### Exercise requirements
Reproduce the lines unchanged, from the line containing "Text: 1.10: 1.10 — [411, 160, 437, 173]" up to and including the line containing "FancyBboxPatch shape — [11, 69, 1116, 87]".

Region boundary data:
* Begin *
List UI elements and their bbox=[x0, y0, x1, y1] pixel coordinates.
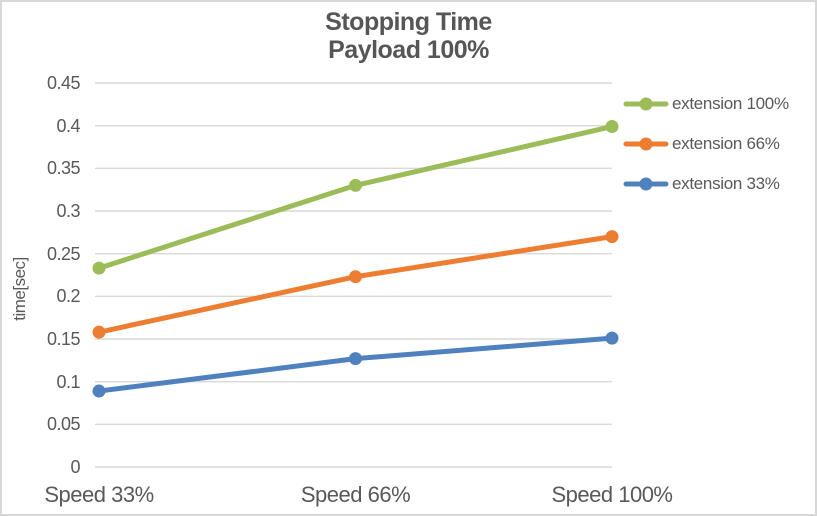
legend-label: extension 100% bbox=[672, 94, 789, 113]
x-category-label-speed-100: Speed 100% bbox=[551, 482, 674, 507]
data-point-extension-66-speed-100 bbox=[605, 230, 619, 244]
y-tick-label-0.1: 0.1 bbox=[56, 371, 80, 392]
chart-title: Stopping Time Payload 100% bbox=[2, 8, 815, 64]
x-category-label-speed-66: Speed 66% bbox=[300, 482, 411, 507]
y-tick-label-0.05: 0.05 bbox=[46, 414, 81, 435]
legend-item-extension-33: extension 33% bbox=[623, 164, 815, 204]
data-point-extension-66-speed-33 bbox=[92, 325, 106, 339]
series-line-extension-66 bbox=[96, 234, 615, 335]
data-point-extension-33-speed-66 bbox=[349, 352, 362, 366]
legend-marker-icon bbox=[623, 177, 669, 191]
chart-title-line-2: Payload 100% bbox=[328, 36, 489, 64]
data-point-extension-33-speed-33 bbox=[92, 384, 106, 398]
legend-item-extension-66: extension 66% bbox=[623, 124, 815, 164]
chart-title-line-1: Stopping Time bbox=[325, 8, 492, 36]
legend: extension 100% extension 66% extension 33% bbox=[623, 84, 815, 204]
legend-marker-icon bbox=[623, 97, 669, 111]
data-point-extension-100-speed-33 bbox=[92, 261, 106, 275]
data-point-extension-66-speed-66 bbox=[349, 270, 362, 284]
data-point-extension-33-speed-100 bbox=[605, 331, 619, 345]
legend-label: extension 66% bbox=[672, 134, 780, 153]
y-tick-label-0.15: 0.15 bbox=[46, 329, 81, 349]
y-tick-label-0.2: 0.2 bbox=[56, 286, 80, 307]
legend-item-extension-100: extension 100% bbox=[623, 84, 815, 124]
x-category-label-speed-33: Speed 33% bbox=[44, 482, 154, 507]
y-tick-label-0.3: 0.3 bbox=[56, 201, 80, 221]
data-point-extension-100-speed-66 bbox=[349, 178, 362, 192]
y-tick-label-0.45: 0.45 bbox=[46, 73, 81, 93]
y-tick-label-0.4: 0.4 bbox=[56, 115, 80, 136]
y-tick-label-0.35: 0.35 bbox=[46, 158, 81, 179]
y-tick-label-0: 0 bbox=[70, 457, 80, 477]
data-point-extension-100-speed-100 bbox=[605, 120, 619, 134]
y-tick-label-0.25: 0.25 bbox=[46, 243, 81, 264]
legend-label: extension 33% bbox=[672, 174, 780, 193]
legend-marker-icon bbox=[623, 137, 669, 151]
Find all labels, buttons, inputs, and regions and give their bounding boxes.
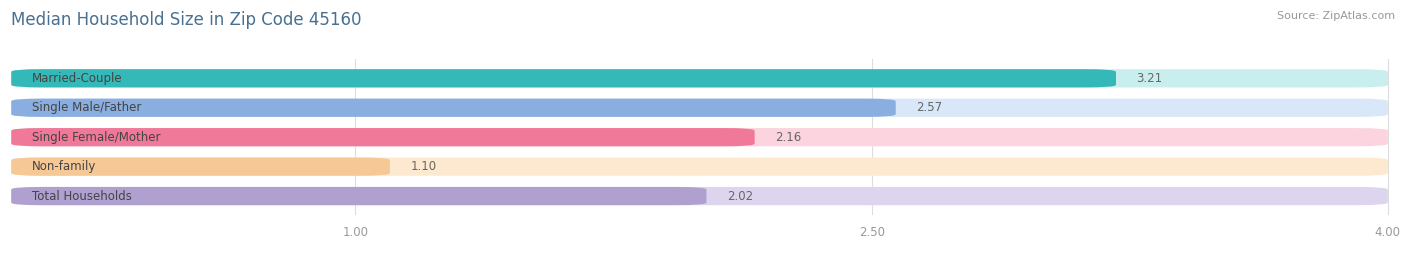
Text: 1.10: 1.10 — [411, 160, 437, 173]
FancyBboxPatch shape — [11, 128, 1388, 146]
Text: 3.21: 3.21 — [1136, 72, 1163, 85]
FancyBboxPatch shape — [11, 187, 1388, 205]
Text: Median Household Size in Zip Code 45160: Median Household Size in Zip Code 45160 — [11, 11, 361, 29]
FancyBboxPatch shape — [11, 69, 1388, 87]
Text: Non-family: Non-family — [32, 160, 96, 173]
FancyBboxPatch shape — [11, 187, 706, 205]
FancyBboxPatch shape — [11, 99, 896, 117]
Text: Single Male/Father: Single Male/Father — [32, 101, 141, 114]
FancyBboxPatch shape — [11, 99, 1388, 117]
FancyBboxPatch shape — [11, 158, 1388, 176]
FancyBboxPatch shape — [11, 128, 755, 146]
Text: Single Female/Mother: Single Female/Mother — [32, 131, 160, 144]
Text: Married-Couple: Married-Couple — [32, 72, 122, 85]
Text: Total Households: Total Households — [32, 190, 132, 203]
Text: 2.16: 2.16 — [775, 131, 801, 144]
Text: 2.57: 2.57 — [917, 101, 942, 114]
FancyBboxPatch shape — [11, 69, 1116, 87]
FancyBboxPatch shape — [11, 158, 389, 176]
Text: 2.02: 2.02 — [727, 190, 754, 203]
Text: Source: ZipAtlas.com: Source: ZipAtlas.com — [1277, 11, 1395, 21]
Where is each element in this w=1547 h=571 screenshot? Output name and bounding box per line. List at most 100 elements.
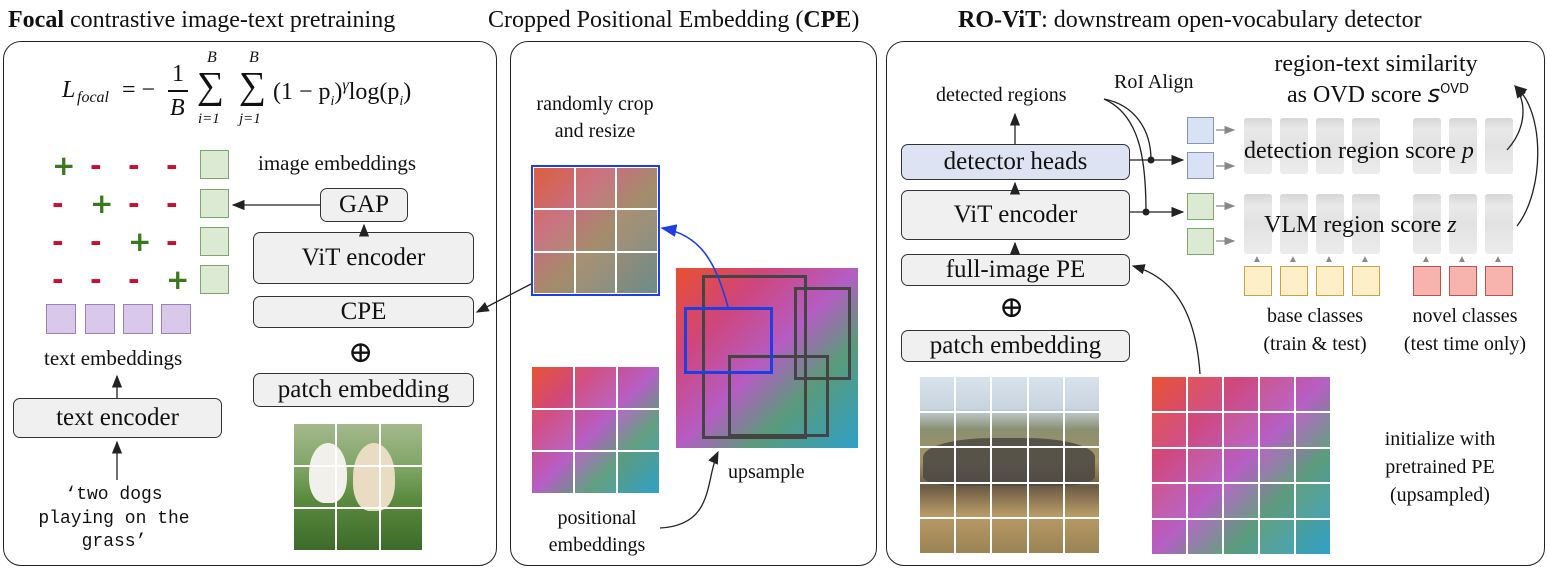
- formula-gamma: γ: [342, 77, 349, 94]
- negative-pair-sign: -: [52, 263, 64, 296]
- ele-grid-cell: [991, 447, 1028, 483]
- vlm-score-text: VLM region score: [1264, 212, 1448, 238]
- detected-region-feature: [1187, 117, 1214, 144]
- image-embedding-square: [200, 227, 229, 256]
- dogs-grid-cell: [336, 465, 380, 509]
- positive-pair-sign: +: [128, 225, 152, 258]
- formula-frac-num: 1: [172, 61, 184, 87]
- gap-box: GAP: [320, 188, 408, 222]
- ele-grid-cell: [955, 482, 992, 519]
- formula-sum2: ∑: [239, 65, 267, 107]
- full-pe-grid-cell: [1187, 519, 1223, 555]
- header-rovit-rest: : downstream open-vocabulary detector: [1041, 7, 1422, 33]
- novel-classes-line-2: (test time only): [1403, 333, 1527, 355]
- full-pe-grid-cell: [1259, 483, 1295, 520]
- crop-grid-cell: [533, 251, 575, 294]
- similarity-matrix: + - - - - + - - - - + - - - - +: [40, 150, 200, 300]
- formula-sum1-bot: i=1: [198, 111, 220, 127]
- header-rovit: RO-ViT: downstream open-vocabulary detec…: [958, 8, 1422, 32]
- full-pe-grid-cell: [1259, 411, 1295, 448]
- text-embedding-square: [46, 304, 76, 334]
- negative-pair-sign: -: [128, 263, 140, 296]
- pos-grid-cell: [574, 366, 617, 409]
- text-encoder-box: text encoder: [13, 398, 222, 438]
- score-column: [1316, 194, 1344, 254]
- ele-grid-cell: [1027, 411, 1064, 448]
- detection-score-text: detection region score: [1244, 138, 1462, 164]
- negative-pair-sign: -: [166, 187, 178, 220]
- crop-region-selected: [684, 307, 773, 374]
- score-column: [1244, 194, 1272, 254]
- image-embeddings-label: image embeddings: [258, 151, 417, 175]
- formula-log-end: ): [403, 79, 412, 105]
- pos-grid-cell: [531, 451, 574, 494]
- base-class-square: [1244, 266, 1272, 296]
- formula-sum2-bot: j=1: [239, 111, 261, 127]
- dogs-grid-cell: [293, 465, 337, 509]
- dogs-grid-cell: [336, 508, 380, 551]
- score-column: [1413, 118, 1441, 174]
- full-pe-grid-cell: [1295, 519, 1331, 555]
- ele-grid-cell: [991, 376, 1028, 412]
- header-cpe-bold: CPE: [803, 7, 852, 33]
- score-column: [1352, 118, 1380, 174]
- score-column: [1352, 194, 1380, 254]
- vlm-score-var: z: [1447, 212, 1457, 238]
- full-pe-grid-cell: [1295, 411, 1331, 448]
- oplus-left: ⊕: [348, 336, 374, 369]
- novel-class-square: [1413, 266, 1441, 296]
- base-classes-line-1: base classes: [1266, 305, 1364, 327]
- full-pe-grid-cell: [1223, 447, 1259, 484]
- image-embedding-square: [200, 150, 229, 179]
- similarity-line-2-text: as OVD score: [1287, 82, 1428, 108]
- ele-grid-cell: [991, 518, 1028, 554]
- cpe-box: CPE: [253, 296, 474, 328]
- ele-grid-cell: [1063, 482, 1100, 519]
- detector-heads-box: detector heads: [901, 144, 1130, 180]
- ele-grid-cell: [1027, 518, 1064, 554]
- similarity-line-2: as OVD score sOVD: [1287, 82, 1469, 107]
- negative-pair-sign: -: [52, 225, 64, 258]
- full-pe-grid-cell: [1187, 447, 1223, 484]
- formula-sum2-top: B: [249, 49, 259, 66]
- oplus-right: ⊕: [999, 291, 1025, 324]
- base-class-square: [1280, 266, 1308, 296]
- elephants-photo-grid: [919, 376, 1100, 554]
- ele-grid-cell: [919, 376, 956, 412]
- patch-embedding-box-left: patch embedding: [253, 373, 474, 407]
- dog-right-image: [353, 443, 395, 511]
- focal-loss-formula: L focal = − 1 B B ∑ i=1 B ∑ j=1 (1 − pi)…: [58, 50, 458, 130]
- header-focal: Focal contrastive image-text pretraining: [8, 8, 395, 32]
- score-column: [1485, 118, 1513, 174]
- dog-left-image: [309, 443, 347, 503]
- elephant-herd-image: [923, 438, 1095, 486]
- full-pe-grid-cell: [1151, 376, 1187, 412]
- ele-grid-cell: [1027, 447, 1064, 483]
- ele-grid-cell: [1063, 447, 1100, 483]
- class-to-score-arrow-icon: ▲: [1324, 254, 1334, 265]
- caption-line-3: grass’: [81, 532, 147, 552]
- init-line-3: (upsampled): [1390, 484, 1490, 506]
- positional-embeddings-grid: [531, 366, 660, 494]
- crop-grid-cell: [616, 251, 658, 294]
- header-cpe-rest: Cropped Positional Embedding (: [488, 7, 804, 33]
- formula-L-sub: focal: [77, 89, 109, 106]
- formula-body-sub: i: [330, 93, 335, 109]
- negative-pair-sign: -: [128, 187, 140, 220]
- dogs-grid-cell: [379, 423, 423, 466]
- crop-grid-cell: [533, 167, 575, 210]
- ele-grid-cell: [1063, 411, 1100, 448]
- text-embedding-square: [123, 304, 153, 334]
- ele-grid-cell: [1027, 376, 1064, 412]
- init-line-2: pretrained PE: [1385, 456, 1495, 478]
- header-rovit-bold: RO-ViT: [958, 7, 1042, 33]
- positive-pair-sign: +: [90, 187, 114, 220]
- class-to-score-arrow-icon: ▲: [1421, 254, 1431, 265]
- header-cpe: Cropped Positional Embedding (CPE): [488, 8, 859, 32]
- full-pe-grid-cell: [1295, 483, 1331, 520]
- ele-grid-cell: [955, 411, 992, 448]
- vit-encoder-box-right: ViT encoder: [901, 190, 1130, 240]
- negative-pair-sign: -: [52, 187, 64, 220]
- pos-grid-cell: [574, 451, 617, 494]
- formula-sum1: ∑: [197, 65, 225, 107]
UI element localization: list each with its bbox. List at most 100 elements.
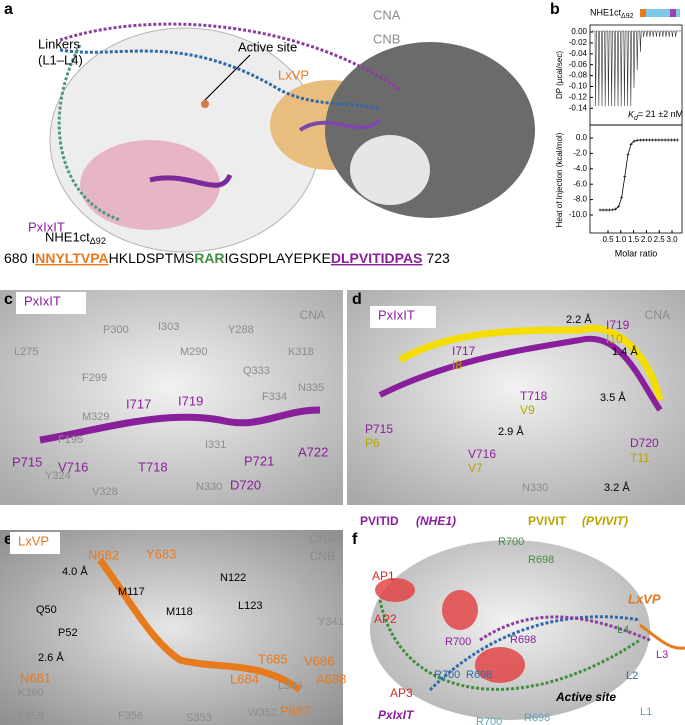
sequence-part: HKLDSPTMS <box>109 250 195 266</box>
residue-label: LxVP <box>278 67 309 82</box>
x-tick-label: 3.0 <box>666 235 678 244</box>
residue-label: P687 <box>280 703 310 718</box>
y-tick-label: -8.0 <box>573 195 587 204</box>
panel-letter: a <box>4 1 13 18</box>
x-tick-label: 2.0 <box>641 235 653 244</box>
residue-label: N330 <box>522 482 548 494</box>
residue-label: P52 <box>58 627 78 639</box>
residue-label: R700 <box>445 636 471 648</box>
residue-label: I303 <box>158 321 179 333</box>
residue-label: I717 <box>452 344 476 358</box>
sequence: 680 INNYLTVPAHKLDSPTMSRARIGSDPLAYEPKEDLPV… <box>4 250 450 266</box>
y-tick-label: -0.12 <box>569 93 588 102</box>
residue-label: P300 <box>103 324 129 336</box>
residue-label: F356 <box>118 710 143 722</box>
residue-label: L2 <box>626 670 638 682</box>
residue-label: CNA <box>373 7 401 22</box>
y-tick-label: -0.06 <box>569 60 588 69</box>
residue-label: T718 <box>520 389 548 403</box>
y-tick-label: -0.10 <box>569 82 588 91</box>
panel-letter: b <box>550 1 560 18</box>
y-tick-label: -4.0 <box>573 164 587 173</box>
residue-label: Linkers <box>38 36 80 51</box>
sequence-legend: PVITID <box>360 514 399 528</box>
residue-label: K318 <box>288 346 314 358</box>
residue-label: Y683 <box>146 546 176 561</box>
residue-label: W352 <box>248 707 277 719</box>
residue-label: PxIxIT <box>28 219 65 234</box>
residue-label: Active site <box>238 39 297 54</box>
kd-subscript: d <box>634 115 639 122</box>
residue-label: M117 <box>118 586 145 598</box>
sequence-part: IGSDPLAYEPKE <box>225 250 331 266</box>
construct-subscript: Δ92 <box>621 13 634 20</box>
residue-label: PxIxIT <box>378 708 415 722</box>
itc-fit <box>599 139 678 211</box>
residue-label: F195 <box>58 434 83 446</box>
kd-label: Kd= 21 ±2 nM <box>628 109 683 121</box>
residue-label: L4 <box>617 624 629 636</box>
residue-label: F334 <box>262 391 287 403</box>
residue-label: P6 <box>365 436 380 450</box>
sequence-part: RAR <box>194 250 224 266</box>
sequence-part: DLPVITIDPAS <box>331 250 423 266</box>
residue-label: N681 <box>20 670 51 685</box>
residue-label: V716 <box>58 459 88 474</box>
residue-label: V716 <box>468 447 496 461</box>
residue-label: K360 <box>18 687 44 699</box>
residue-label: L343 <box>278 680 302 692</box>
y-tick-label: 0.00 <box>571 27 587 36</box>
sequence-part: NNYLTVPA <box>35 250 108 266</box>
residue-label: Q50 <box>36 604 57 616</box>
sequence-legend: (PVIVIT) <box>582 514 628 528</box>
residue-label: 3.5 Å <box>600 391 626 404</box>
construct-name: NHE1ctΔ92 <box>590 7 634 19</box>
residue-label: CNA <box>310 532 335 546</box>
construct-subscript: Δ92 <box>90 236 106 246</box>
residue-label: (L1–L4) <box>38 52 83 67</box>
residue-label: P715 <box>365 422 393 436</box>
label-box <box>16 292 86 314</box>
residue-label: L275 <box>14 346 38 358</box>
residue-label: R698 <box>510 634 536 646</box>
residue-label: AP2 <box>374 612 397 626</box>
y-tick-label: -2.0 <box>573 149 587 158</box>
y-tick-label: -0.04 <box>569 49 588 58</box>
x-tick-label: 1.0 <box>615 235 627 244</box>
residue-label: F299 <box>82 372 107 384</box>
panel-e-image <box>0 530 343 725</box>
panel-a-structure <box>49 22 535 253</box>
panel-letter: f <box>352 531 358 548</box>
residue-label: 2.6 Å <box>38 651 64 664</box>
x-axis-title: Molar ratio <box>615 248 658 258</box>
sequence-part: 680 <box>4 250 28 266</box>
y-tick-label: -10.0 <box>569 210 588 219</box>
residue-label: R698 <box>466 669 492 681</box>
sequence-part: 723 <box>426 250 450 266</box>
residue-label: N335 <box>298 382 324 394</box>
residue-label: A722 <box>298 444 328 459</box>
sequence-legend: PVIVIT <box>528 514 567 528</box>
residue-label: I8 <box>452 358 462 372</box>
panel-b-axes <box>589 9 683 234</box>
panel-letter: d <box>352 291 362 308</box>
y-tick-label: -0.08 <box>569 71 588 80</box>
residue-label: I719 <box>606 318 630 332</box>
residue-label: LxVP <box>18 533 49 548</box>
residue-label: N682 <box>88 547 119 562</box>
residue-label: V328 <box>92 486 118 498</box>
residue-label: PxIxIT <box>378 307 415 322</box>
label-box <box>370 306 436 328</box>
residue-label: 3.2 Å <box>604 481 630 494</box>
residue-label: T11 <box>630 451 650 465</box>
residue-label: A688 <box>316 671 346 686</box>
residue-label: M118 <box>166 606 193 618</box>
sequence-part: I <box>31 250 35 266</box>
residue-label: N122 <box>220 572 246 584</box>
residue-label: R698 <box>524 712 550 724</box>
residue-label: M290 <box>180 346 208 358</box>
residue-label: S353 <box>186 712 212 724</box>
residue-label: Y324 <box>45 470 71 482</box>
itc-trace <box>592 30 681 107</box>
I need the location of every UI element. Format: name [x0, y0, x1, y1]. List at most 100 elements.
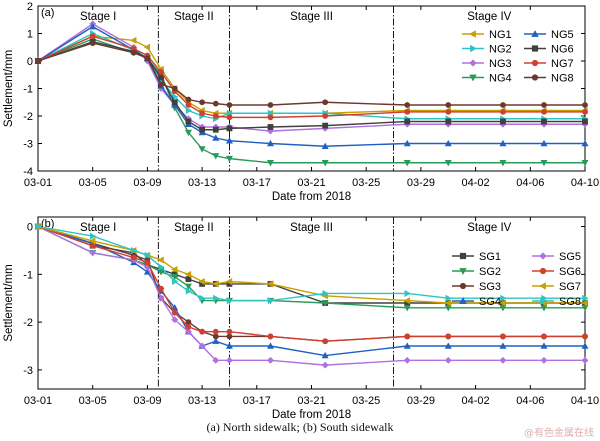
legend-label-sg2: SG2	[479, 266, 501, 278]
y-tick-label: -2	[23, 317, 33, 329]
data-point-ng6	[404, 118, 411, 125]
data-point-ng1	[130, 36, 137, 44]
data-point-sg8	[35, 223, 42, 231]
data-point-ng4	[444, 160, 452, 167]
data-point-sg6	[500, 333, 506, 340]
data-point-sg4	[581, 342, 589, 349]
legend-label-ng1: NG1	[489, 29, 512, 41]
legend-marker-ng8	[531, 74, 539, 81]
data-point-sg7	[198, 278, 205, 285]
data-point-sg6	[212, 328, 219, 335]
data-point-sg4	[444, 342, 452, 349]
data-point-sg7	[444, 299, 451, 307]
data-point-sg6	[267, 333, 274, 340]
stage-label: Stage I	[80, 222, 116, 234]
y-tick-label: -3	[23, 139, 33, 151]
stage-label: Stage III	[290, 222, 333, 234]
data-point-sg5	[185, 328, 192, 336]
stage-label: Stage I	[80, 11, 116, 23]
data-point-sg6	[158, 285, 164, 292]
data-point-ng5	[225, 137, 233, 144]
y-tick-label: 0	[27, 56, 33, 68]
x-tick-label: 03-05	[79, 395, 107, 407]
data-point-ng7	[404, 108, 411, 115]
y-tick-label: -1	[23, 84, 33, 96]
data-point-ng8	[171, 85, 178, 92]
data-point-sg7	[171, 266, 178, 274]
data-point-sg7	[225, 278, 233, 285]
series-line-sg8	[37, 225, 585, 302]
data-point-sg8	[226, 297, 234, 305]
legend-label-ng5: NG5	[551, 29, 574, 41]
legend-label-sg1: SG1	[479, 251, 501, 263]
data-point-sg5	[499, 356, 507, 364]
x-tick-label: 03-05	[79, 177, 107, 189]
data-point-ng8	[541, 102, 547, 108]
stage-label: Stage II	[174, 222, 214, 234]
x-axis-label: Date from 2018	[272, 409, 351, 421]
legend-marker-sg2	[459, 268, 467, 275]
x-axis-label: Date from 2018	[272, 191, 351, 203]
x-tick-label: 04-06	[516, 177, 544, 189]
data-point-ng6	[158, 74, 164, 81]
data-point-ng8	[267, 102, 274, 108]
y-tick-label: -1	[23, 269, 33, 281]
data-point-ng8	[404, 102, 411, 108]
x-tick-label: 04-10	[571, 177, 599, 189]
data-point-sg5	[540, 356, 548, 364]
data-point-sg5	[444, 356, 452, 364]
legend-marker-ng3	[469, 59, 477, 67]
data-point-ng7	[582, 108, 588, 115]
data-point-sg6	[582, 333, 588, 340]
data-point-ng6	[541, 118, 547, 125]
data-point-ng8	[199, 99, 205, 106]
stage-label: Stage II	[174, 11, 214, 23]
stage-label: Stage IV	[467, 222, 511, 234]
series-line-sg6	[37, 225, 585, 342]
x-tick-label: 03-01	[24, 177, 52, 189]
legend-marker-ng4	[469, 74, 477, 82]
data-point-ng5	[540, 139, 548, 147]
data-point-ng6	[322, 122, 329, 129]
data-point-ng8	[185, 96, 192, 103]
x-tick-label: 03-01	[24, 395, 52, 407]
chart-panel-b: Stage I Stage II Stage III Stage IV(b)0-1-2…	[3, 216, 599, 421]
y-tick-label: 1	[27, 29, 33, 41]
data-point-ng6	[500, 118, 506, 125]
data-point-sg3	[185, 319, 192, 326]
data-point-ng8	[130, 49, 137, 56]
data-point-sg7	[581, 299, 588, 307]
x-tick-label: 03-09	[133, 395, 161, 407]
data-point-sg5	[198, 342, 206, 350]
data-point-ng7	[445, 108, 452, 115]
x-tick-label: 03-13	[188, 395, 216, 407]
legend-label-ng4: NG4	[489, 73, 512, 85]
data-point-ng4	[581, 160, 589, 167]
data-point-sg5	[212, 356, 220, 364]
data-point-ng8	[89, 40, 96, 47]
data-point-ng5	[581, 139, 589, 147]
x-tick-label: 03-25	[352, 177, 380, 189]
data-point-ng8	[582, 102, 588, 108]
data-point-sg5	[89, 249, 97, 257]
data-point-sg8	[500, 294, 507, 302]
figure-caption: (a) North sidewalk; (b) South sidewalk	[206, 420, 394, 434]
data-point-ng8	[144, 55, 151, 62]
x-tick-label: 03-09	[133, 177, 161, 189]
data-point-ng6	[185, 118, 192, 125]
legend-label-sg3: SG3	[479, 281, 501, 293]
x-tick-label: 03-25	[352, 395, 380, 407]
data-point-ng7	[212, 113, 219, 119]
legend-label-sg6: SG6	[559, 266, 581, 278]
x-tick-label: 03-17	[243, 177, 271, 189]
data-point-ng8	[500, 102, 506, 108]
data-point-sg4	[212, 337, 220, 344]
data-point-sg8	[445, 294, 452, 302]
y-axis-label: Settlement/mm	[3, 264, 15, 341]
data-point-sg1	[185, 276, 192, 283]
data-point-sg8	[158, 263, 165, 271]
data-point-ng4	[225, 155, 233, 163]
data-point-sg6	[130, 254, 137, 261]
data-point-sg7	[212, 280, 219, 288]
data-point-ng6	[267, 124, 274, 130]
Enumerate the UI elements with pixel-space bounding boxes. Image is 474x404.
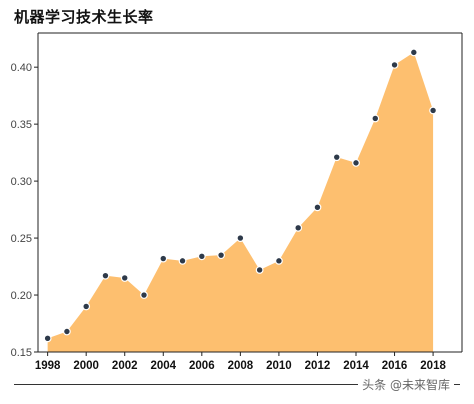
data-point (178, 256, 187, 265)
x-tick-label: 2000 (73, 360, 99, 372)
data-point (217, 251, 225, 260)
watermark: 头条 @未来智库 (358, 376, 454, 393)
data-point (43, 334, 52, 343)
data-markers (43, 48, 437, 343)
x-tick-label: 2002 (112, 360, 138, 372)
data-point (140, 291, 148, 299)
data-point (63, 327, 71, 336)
* End *
### Solution
Text: 1.10: 1.10 — [411, 160, 437, 173]
FancyBboxPatch shape — [11, 128, 1388, 146]
Text: 3.21: 3.21 — [1136, 72, 1163, 85]
FancyBboxPatch shape — [11, 187, 1388, 205]
Text: Median Household Size in Zip Code 45160: Median Household Size in Zip Code 45160 — [11, 11, 361, 29]
FancyBboxPatch shape — [11, 69, 1388, 87]
Text: Non-family: Non-family — [32, 160, 96, 173]
FancyBboxPatch shape — [11, 187, 706, 205]
FancyBboxPatch shape — [11, 99, 896, 117]
Text: Single Male/Father: Single Male/Father — [32, 101, 141, 114]
FancyBboxPatch shape — [11, 99, 1388, 117]
FancyBboxPatch shape — [11, 158, 1388, 176]
FancyBboxPatch shape — [11, 128, 755, 146]
Text: Single Female/Mother: Single Female/Mother — [32, 131, 160, 144]
Text: Married-Couple: Married-Couple — [32, 72, 122, 85]
Text: Total Households: Total Households — [32, 190, 132, 203]
Text: 2.16: 2.16 — [775, 131, 801, 144]
Text: 2.57: 2.57 — [917, 101, 942, 114]
FancyBboxPatch shape — [11, 69, 1116, 87]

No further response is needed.